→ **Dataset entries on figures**

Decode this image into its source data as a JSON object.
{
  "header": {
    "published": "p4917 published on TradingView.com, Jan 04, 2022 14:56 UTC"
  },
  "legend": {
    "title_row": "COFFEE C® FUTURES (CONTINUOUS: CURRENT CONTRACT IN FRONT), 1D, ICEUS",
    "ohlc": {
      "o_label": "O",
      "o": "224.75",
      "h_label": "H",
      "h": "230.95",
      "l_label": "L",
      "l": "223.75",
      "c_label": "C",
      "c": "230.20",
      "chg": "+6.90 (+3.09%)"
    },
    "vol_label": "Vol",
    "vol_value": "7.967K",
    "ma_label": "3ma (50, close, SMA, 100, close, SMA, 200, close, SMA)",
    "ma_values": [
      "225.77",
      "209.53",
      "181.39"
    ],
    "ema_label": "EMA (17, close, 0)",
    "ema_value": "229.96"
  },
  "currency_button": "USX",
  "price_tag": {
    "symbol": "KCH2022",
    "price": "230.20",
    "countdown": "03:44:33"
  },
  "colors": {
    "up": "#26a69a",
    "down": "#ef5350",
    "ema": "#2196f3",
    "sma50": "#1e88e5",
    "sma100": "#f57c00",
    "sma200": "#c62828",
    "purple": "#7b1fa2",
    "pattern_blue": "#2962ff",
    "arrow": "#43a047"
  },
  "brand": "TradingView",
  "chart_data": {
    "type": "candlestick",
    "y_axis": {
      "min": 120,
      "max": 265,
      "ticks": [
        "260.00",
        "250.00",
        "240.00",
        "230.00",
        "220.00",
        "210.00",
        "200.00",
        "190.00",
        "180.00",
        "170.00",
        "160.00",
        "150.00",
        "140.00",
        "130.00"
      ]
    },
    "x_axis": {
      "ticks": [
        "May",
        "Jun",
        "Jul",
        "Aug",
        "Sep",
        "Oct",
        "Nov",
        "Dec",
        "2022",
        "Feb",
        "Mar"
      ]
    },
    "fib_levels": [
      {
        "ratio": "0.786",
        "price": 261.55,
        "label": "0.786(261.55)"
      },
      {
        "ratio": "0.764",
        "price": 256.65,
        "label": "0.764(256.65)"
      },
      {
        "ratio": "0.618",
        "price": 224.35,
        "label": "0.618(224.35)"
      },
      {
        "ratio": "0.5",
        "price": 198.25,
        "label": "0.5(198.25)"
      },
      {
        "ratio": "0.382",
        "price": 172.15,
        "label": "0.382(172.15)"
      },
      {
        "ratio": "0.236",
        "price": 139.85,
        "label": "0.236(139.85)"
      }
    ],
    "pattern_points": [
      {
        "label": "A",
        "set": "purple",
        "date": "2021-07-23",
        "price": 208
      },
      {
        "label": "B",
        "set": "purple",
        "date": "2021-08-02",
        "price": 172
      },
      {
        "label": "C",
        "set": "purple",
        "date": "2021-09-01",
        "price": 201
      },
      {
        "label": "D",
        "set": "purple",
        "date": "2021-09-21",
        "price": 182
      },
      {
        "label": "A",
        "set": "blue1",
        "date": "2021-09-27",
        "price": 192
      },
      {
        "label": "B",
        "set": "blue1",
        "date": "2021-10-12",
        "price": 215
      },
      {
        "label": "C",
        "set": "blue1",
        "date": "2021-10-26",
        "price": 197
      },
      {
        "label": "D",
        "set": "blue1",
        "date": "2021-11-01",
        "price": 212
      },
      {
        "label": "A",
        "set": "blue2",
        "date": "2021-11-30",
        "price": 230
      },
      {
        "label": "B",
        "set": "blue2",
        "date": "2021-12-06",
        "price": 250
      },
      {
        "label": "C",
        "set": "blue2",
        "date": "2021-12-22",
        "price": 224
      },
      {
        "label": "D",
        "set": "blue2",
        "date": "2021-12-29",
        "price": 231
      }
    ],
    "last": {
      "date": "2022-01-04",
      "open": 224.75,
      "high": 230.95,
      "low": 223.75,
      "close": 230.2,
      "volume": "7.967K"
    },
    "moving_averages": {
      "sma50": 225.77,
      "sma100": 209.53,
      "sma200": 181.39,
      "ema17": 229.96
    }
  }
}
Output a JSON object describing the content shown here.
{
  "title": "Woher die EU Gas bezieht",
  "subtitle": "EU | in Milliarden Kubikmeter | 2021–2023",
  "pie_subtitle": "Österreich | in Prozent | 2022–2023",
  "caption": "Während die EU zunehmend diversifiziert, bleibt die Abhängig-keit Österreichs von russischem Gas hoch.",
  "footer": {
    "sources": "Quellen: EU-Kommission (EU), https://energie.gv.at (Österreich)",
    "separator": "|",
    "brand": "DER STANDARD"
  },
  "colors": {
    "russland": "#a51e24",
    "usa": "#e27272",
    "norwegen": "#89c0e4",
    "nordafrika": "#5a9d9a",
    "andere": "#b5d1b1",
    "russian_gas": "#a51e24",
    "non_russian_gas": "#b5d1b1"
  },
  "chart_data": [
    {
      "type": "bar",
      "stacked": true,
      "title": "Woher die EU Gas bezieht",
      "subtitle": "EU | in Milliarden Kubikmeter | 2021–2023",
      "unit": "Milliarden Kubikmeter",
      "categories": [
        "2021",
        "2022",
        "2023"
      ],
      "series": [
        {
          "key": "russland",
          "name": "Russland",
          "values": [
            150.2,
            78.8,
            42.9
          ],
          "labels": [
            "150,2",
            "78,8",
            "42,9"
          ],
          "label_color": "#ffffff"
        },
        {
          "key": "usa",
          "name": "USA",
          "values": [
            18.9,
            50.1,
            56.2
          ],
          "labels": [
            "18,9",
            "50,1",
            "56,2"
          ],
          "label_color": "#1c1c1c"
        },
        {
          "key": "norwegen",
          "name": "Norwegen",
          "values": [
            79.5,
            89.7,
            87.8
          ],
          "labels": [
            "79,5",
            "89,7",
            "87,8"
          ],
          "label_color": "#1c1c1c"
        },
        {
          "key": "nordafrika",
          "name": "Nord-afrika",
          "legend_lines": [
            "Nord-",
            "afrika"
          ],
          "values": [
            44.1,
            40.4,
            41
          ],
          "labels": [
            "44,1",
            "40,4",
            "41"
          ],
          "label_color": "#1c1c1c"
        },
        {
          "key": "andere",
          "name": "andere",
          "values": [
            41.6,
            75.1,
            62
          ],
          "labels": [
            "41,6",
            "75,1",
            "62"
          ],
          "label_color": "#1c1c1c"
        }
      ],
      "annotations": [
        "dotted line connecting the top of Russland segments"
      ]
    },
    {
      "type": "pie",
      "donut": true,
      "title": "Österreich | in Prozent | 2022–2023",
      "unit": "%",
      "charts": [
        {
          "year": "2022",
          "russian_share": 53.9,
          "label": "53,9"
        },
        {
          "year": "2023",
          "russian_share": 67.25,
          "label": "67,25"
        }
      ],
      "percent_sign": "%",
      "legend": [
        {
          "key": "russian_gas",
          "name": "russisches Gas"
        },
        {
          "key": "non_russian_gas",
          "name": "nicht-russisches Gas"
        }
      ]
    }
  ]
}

→ **Set problem**
Write out each line of the data above again, exactly as given.

→ **Finished answer**
Decode this image into its source data as a JSON object.
{
  "header": {
    "published": "p4917 published on TradingView.com, Jan 04, 2022 14:56 UTC"
  },
  "legend": {
    "title_row": "COFFEE C® FUTURES (CONTINUOUS: CURRENT CONTRACT IN FRONT), 1D, ICEUS",
    "ohlc": {
      "o_label": "O",
      "o": "224.75",
      "h_label": "H",
      "h": "230.95",
      "l_label": "L",
      "l": "223.75",
      "c_label": "C",
      "c": "230.20",
      "chg": "+6.90 (+3.09%)"
    },
    "vol_label": "Vol",
    "vol_value": "7.967K",
    "ma_label": "3ma (50, close, SMA, 100, close, SMA, 200, close, SMA)",
    "ma_values": [
      "225.77",
      "209.53",
      "181.39"
    ],
    "ema_label": "EMA (17, close, 0)",
    "ema_value": "229.96"
  },
  "currency_button": "USX",
  "price_tag": {
    "symbol": "KCH2022",
    "price": "230.20",
    "countdown": "03:44:33"
  },
  "colors": {
    "up": "#26a69a",
    "down": "#ef5350",
    "ema": "#2196f3",
    "sma50": "#1e88e5",
    "sma100": "#f57c00",
    "sma200": "#c62828",
    "purple": "#7b1fa2",
    "pattern_blue": "#2962ff",
    "arrow": "#43a047"
  },
  "brand": "TradingView",
  "chart_data": {
    "type": "candlestick",
    "y_axis": {
      "min": 120,
      "max": 265,
      "ticks": [
        "260.00",
        "250.00",
        "240.00",
        "230.00",
        "220.00",
        "210.00",
        "200.00",
        "190.00",
        "180.00",
        "170.00",
        "160.00",
        "150.00",
        "140.00",
        "130.00"
      ]
    },
    "x_axis": {
      "ticks": [
        "May",
        "Jun",
        "Jul",
        "Aug",
        "Sep",
        "Oct",
        "Nov",
        "Dec",
        "2022",
        "Feb",
        "Mar"
      ]
    },
    "fib_levels": [
      {
        "ratio": "0.786",
        "price": 261.55,
        "label": "0.786(261.55)"
      },
      {
        "ratio": "0.764",
        "price": 256.65,
        "label": "0.764(256.65)"
      },
      {
        "ratio": "0.618",
        "price": 224.35,
        "label": "0.618(224.35)"
      },
      {
        "ratio": "0.5",
        "price": 198.25,
        "label": "0.5(198.25)"
      },
      {
        "ratio": "0.382",
        "price": 172.15,
        "label": "0.382(172.15)"
      },
      {
        "ratio": "0.236",
        "price": 139.85,
        "label": "0.236(139.85)"
      }
    ],
    "pattern_points": [
      {
        "label": "A",
        "set": "purple",
        "date": "2021-07-23",
        "price": 208
      },
      {
        "label": "B",
        "set": "purple",
        "date": "2021-08-02",
        "price": 172
      },
      {
        "label": "C",
        "set": "purple",
        "date": "2021-09-01",
        "price": 201
      },
      {
        "label": "D",
        "set": "purple",
        "date": "2021-09-21",
        "price": 182
      },
      {
        "label": "A",
        "set": "blue1",
        "date": "2021-09-27",
        "price": 192
      },
      {
        "label": "B",
        "set": "blue1",
        "date": "2021-10-12",
        "price": 215
      },
      {
        "label": "C",
        "set": "blue1",
        "date": "2021-10-26",
        "price": 197
      },
      {
        "label": "D",
        "set": "blue1",
        "date": "2021-11-01",
        "price": 212
      },
      {
        "label": "A",
        "set": "blue2",
        "date": "2021-11-30",
        "price": 230
      },
      {
        "label": "B",
        "set": "blue2",
        "date": "2021-12-06",
        "price": 250
      },
      {
        "label": "C",
        "set": "blue2",
        "date": "2021-12-22",
        "price": 224
      },
      {
        "label": "D",
        "set": "blue2",
        "date": "2021-12-29",
        "price": 231
      }
    ],
    "last": {
      "date": "2022-01-04",
      "open": 224.75,
      "high": 230.95,
      "low": 223.75,
      "close": 230.2,
      "volume": "7.967K"
    },
    "moving_averages": {
      "sma50": 225.77,
      "sma100": 209.53,
      "sma200": 181.39,
      "ema17": 229.96
    }
  }
}
Output a JSON object describing the content shown here.
{
  "title": "Woher die EU Gas bezieht",
  "subtitle": "EU | in Milliarden Kubikmeter | 2021–2023",
  "pie_subtitle": "Österreich | in Prozent | 2022–2023",
  "caption": "Während die EU zunehmend diversifiziert, bleibt die Abhängig-keit Österreichs von russischem Gas hoch.",
  "footer": {
    "sources": "Quellen: EU-Kommission (EU), https://energie.gv.at (Österreich)",
    "separator": "|",
    "brand": "DER STANDARD"
  },
  "colors": {
    "russland": "#a51e24",
    "usa": "#e27272",
    "norwegen": "#89c0e4",
    "nordafrika": "#5a9d9a",
    "andere": "#b5d1b1",
    "russian_gas": "#a51e24",
    "non_russian_gas": "#b5d1b1"
  },
  "chart_data": [
    {
      "type": "bar",
      "stacked": true,
      "title": "Woher die EU Gas bezieht",
      "subtitle": "EU | in Milliarden Kubikmeter | 2021–2023",
      "unit": "Milliarden Kubikmeter",
      "categories": [
        "2021",
        "2022",
        "2023"
      ],
      "series": [
        {
          "key": "russland",
          "name": "Russland",
          "values": [
            150.2,
            78.8,
            42.9
          ],
          "labels": [
            "150,2",
            "78,8",
            "42,9"
          ],
          "label_color": "#ffffff"
        },
        {
          "key": "usa",
          "name": "USA",
          "values": [
            18.9,
            50.1,
            56.2
          ],
          "labels": [
            "18,9",
            "50,1",
            "56,2"
          ],
          "label_color": "#1c1c1c"
        },
        {
          "key": "norwegen",
          "name": "Norwegen",
          "values": [
            79.5,
            89.7,
            87.8
          ],
          "labels": [
            "79,5",
            "89,7",
            "87,8"
          ],
          "label_color": "#1c1c1c"
        },
        {
          "key": "nordafrika",
          "name": "Nord-afrika",
          "legend_lines": [
            "Nord-",
            "afrika"
          ],
          "values": [
            44.1,
            40.4,
            41
          ],
          "labels": [
            "44,1",
            "40,4",
            "41"
          ],
          "label_color": "#1c1c1c"
        },
        {
          "key": "andere",
          "name": "andere",
          "values": [
            41.6,
            75.1,
            62
          ],
          "labels": [
            "41,6",
            "75,1",
            "62"
          ],
          "label_color": "#1c1c1c"
        }
      ],
      "annotations": [
        "dotted line connecting the top of Russland segments"
      ]
    },
    {
      "type": "pie",
      "donut": true,
      "title": "Österreich | in Prozent | 2022–2023",
      "unit": "%",
      "charts": [
        {
          "year": "2022",
          "russian_share": 53.9,
          "label": "53,9"
        },
        {
          "year": "2023",
          "russian_share": 67.25,
          "label": "67,25"
        }
      ],
      "percent_sign": "%",
      "legend": [
        {
          "key": "russian_gas",
          "name": "russisches Gas"
        },
        {
          "key": "non_russian_gas",
          "name": "nicht-russisches Gas"
        }
      ]
    }
  ]
}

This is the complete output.